Where a line of the material contains the string "Diagnosis", copy that line.

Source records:
· · · · · · ·

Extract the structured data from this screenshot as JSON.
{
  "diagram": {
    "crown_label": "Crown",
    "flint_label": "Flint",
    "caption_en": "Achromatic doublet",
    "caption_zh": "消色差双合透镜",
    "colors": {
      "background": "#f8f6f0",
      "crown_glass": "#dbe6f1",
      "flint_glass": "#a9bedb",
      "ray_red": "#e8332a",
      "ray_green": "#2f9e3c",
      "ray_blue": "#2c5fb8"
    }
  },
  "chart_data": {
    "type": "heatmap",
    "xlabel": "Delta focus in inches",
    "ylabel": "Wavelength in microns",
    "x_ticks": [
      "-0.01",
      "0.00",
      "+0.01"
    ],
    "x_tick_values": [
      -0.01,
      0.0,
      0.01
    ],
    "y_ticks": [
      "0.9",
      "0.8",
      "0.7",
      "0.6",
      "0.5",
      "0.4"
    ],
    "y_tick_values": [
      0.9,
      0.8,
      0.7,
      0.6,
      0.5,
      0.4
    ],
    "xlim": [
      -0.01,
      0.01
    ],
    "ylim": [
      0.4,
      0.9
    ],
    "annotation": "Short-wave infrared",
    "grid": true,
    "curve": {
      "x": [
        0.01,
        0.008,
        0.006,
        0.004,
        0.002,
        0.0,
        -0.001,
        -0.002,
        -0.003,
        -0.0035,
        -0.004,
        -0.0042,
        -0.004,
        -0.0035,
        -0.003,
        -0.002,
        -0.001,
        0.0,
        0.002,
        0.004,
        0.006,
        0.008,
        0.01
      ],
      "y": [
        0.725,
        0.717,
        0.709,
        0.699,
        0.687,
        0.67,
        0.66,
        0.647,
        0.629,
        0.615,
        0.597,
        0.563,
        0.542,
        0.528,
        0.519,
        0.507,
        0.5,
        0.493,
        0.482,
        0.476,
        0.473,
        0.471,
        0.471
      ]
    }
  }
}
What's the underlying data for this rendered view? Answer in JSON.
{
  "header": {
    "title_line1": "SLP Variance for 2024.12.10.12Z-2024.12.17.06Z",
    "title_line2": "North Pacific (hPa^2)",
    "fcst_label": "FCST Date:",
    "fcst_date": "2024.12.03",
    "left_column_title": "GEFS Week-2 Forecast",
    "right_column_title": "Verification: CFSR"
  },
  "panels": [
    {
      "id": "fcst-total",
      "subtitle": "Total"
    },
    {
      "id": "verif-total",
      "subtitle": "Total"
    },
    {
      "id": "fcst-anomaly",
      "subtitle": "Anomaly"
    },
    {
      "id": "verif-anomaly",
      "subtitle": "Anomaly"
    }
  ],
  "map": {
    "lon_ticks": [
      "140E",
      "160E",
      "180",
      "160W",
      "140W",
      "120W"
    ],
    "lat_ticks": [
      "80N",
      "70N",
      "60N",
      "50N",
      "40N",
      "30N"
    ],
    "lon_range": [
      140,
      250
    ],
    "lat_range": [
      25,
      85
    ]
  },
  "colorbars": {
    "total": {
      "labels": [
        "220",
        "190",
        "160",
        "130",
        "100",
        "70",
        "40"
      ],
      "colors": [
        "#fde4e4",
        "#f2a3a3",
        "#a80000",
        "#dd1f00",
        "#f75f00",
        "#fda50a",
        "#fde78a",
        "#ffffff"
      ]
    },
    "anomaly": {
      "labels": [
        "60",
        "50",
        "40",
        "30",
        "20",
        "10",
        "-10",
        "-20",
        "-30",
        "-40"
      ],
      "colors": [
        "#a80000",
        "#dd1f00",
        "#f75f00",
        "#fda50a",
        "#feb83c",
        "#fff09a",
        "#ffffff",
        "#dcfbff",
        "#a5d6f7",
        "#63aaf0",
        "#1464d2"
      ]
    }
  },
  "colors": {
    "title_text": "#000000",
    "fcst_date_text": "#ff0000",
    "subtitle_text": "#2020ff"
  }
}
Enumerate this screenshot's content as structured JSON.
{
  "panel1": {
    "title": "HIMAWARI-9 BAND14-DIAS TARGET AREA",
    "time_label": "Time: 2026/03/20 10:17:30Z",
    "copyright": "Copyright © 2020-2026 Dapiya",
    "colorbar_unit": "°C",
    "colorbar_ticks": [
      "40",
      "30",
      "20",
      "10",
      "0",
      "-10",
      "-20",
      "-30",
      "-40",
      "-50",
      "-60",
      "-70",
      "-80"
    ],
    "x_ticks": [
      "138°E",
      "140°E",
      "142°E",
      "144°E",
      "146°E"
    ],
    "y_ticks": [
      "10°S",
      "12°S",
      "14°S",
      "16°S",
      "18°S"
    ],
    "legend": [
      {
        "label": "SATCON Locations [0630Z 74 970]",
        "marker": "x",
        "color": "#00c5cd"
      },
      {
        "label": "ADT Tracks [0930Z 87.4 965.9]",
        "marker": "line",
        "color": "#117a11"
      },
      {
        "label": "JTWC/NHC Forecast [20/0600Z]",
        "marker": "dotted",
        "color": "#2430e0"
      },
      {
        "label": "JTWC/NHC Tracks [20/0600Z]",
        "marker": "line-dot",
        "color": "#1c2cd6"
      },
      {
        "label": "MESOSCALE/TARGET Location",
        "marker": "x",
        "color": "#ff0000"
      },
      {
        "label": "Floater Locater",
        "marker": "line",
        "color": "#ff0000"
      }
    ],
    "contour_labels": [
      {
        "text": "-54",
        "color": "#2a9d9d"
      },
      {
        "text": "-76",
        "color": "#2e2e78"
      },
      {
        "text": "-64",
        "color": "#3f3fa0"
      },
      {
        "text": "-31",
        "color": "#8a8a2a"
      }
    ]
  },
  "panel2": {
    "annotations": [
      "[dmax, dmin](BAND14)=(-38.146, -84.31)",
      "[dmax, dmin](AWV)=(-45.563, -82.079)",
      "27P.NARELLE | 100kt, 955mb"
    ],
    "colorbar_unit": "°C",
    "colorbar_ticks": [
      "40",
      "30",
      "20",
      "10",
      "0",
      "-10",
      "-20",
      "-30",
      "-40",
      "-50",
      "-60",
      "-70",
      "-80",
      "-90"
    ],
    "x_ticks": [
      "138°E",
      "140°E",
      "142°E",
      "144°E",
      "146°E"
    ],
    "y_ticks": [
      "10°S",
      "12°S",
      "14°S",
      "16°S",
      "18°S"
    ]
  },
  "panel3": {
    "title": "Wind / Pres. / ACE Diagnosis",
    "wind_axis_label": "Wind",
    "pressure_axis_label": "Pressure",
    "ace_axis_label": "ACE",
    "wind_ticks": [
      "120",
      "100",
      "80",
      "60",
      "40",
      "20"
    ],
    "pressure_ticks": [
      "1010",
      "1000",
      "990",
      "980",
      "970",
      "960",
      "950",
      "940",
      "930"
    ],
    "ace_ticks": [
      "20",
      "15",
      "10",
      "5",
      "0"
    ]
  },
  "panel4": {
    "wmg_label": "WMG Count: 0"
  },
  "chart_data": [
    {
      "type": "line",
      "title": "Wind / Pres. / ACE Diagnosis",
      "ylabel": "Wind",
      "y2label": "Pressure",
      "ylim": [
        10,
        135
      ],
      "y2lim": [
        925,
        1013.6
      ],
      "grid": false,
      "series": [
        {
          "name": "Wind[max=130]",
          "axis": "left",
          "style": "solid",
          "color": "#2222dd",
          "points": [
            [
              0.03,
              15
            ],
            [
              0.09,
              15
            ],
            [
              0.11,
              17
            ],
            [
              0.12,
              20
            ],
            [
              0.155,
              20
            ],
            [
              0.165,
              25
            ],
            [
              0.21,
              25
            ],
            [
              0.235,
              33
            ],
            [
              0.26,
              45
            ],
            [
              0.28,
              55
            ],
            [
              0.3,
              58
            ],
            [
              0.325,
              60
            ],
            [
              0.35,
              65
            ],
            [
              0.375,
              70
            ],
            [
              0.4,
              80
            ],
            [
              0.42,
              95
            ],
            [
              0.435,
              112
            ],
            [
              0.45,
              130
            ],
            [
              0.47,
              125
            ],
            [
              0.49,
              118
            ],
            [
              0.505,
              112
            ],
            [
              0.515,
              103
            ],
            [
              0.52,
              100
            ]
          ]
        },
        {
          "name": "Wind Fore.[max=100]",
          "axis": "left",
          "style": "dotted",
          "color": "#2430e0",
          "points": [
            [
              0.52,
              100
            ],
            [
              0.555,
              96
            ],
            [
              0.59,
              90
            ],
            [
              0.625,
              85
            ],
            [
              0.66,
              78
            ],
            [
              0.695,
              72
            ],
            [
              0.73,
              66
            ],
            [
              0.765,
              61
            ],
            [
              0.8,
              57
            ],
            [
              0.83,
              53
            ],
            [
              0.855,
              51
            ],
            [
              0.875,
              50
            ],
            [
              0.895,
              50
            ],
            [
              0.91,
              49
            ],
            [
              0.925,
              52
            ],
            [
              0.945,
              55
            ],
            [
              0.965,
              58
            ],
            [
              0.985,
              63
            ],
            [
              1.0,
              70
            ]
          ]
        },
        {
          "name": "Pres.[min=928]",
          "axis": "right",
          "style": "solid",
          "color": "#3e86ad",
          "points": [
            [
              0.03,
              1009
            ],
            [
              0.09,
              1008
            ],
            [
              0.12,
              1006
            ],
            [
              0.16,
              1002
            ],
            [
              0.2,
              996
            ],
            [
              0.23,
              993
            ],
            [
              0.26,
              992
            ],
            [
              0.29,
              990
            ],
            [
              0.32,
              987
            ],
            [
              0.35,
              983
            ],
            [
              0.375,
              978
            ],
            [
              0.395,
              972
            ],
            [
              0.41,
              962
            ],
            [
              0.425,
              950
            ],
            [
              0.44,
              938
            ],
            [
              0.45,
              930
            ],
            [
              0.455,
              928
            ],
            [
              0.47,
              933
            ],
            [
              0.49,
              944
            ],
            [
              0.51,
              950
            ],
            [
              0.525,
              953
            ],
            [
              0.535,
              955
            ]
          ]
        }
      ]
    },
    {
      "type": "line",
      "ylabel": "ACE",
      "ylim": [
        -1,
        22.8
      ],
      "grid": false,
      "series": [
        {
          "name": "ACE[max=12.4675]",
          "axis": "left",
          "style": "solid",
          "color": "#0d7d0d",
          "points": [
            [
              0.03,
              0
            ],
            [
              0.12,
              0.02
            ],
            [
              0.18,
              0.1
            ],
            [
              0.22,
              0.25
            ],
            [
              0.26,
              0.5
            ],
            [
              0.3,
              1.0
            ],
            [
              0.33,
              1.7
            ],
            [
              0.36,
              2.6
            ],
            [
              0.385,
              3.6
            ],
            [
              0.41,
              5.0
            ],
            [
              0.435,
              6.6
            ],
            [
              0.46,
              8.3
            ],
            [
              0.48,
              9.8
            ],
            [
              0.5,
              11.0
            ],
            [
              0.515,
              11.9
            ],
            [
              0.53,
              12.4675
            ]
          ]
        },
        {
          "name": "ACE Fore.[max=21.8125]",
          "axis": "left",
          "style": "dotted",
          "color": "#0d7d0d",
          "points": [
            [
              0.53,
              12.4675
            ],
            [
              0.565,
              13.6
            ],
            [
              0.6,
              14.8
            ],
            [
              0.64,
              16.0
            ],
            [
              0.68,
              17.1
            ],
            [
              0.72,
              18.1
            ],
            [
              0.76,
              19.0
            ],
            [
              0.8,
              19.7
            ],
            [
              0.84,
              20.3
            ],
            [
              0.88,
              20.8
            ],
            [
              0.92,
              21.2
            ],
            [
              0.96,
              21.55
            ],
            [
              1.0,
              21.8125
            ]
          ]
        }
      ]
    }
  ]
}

· · · · · · ·

**Answer to this exercise:**
    "title": "Wind / Pres. / ACE Diagnosis",
      "title": "Wind / Pres. / ACE Diagnosis",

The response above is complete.